→ **Exercise task**
Copy out every line in which the string "也便成了路" occurs.

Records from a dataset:
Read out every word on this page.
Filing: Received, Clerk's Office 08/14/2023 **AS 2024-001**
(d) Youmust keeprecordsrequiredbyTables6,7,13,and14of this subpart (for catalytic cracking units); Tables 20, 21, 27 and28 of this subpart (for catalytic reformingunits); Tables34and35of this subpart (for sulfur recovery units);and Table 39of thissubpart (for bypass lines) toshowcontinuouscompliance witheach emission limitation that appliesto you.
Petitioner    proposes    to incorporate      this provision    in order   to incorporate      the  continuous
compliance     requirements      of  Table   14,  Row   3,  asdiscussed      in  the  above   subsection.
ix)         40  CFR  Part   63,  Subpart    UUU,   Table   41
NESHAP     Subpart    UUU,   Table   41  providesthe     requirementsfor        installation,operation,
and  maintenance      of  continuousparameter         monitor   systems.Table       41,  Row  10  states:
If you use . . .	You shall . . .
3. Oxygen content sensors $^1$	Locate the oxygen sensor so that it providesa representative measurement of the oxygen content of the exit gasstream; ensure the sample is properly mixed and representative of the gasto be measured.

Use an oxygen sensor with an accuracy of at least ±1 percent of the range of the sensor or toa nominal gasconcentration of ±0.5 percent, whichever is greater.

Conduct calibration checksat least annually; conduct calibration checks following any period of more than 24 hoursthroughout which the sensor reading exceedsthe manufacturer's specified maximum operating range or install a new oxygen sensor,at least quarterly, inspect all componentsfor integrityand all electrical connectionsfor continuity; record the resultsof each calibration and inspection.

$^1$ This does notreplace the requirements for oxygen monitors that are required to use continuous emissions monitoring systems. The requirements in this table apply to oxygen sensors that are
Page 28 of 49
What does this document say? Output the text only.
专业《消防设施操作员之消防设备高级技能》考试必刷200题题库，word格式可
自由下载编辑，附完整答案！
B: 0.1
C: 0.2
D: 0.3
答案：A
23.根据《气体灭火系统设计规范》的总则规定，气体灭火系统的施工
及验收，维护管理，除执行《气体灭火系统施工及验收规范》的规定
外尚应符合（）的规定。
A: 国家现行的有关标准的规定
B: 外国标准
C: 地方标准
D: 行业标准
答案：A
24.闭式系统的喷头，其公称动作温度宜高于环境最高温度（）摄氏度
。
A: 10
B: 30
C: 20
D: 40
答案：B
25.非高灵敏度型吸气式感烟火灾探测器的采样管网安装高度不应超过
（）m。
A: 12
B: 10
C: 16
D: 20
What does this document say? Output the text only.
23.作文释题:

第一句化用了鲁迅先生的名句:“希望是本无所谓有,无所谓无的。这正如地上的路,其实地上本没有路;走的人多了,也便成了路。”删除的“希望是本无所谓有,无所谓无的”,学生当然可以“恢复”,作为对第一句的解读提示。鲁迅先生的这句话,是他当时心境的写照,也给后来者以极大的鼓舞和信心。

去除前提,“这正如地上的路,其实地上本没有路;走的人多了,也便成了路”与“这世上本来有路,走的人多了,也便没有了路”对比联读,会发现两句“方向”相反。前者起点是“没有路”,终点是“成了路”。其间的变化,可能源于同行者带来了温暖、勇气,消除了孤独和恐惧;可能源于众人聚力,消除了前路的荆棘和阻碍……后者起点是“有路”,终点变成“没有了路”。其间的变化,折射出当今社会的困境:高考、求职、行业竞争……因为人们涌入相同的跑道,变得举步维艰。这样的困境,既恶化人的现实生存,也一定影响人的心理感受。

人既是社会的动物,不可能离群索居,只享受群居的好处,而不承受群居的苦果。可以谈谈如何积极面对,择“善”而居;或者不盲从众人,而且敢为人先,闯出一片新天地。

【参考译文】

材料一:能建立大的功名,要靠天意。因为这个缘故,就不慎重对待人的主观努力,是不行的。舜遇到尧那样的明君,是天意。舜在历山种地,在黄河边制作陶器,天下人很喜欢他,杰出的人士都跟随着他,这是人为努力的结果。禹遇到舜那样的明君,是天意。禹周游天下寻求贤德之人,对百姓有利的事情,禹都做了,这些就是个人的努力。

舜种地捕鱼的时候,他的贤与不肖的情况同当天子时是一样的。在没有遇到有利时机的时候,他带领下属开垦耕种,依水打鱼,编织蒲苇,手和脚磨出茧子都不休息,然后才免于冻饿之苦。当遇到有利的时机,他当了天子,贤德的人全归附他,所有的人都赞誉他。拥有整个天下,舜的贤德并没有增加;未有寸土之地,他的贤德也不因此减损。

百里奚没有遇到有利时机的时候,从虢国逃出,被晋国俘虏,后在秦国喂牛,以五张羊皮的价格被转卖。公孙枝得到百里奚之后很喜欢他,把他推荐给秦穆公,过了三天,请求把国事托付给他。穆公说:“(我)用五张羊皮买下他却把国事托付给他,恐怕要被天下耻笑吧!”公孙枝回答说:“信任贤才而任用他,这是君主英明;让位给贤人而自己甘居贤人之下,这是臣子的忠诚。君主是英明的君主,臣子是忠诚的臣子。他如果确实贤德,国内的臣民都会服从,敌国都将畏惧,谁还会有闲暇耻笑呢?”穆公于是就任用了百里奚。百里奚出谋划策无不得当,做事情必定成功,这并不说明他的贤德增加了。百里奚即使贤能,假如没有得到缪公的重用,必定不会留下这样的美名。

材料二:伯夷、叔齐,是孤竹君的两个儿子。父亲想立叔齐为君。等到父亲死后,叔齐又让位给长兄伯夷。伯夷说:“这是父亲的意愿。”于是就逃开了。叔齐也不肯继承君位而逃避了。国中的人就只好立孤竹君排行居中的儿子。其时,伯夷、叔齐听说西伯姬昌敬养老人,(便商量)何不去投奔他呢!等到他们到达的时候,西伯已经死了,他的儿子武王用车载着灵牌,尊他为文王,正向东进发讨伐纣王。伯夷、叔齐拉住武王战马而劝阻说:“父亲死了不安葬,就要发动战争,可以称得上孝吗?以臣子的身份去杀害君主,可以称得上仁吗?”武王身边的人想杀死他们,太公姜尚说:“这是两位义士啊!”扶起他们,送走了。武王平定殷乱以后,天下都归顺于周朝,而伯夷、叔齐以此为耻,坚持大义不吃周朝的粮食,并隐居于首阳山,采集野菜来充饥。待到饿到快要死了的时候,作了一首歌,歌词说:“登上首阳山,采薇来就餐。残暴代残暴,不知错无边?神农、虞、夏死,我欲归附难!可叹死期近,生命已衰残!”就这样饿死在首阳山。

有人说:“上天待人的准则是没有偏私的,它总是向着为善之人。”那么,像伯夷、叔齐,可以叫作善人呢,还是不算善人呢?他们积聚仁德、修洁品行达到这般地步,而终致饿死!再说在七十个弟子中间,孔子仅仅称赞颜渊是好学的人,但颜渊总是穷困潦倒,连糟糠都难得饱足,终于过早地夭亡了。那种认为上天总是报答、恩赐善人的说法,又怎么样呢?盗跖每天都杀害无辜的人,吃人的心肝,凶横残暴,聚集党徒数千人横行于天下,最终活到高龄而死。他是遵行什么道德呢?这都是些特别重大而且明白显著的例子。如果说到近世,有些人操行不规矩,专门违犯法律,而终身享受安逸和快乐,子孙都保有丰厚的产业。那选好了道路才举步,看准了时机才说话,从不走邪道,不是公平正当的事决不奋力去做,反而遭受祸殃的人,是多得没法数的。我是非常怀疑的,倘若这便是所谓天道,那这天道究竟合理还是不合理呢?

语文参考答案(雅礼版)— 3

→ **Answer to the problem**
第一句化用了鲁迅先生的名句:“希望是本无所谓有,无所谓无的。这正如地上的路,其实地上本没有路;走的人多了,也便成了路。”删除的“希望是本无所谓有,无所谓无的”,学生当然可以“恢复”,作为对第一句的解读提示。鲁迅先生的这句话,是他当时心境的写照,也给后来者以极大的鼓舞和信心。
去除前提,“这正如地上的路,其实地上本没有路;走的人多了,也便成了路”与“这世上本来有路,走的人多了,也便没有了路”对比联读,会发现两句“方向”相反。前者起点是“没有路”,终点是“成了路”。其间的变化,可能源于同行者带来了温暖、勇气,消除了孤独和恐惧;可能源于众人聚力,消除了前路的荆棘和阻碍……后者起点是“有路”,终点变成“没有了路”。其间的变化,折射出当今社会的困境:高考、求职、行业竞争……因为人们涌入相同的跑道,变得举步维艰。这样的困境,既恶化人的现实生存,也一定影响人的心理感受。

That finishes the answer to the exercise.